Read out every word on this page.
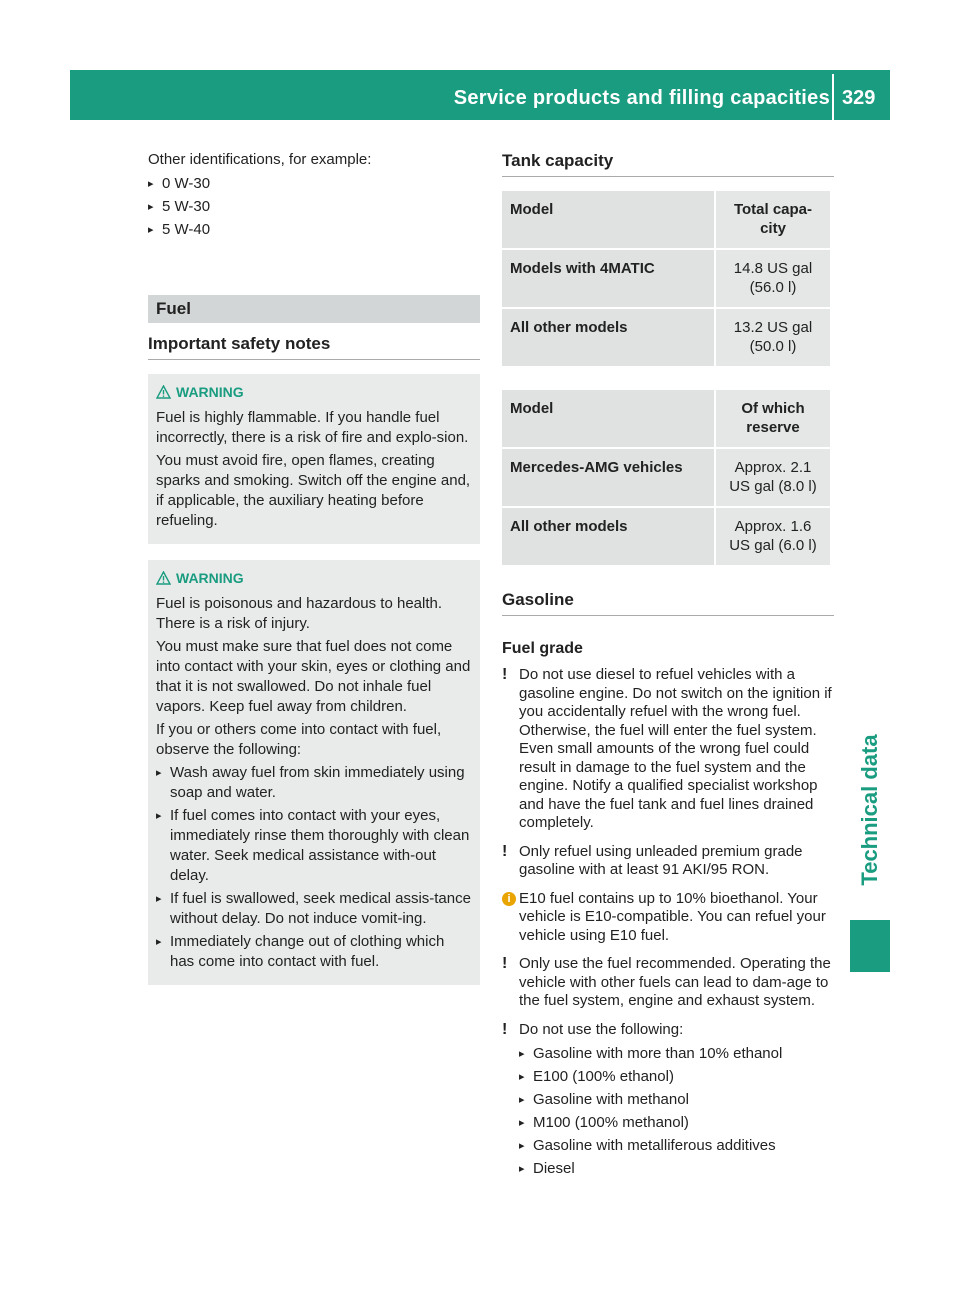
Service products and filling capacities 329
Technical data

Other identifications, for example:

▸ 0 W-30
▸ 5 W-30
▸ 5 W-40
Fuel
Important safety notes
WARNING

Fuel is highly flammable. If you handle fuel incorrectly, there is a risk of fire and explo-sion.

You must avoid fire, open flames, creating sparks and smoking. Switch off the engine and, if applicable, the auxiliary heating before refueling.

WARNING

Fuel is poisonous and hazardous to health. There is a risk of injury.

You must make sure that fuel does not come into contact with your skin, eyes or clothing and that it is not swallowed. Do not inhale fuel vapors. Keep fuel away from children.

If you or others come into contact with fuel, observe the following:

▸ Wash away fuel from skin immediately using soap and water.
▸ If fuel comes into contact with your eyes, immediately rinse them thoroughly with clean water. Seek medical assistance with-out delay.
▸ If fuel is swallowed, seek medical assis-tance without delay. Do not induce vomit-ing.
▸ Immediately change out of clothing which has come into contact with fuel.
Tank capacity
Model	Total capa-city
Models with 4MATIC	14.8 US gal (56.0 l)
All other models	13.2 US gal (50.0 l)
Model	Of which reserve
Mercedes-AMG vehicles	Approx. 2.1 US gal (8.0 l)
All other models	Approx. 1.6 US gal (6.0 l)
Gasoline
Fuel grade
! Do not use diesel to refuel vehicles with a gasoline engine. Do not switch on the ignition if you accidentally refuel with the wrong fuel. Otherwise, the fuel will enter the fuel system. Even small amounts of the wrong fuel could result in damage to the fuel system and the engine. Notify a qualified specialist workshop and have the fuel tank and fuel lines drained completely.
! Only refuel using unleaded premium grade gasoline with at least 91 AKI/95 RON.
i E10 fuel contains up to 10% bioethanol. Your vehicle is E10-compatible. You can refuel your vehicle using E10 fuel.
! Only use the fuel recommended. Operating the vehicle with other fuels can lead to dam-age to the fuel system, engine and exhaust system.
! Do not use the following:
▸ Gasoline with more than 10% ethanol
▸ E100 (100% ethanol)
▸ Gasoline with methanol
▸ M100 (100% methanol)
▸ Gasoline with metalliferous additives
▸ Diesel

■ **The problem**
In the records above, how many lines contain the string "water"? State that number only.

■ **Correct response**
2